### OBJECTIVE:
Tally the lines of the data that include the word "icon" and state the total, nothing else.

*** PROVIDED INFORMATION

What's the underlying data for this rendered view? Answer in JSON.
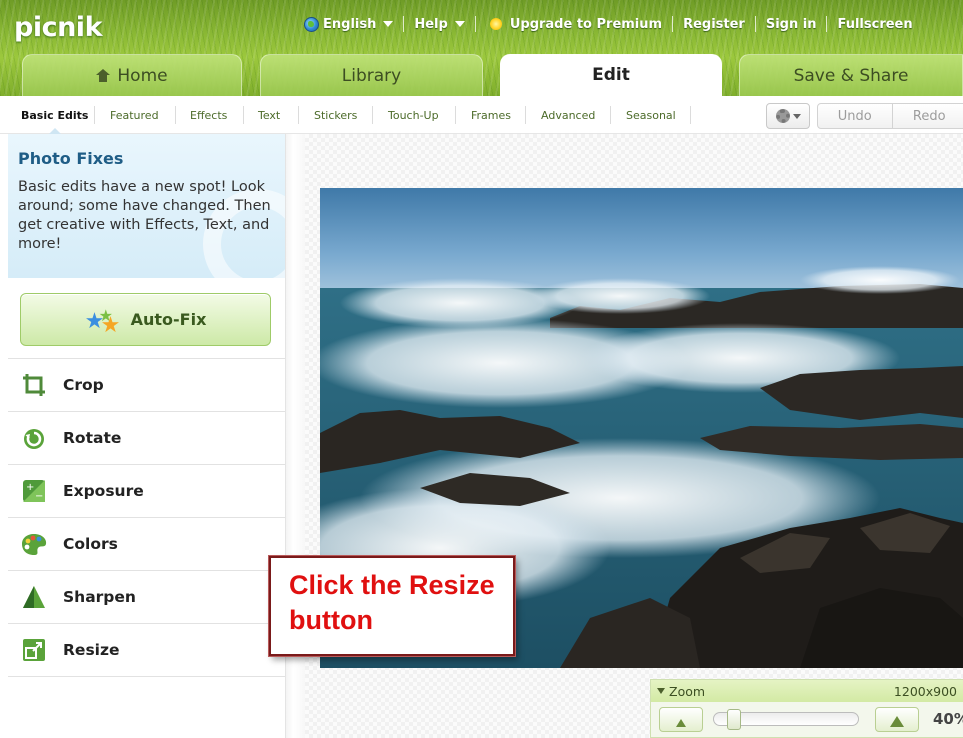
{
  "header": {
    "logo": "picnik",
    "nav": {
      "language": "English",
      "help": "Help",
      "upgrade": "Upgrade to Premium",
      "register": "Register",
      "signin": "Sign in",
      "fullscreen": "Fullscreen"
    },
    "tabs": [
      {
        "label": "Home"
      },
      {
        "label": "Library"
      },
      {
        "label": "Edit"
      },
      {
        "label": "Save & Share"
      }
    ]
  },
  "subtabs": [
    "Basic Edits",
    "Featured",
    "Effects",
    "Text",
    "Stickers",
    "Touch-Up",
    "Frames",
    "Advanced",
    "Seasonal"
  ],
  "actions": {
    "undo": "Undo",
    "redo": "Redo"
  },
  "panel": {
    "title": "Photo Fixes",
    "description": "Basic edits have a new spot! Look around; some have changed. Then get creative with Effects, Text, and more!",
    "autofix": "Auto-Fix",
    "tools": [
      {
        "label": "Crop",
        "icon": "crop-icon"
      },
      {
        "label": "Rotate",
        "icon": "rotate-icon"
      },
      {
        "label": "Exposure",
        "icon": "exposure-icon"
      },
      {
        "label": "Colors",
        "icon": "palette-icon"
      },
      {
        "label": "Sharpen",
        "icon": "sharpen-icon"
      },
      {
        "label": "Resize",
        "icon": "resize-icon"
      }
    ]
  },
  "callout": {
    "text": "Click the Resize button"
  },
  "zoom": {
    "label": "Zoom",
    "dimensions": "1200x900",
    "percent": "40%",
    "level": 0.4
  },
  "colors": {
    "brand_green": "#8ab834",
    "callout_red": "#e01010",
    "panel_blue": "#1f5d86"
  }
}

******

### FULL SOLUTION:
6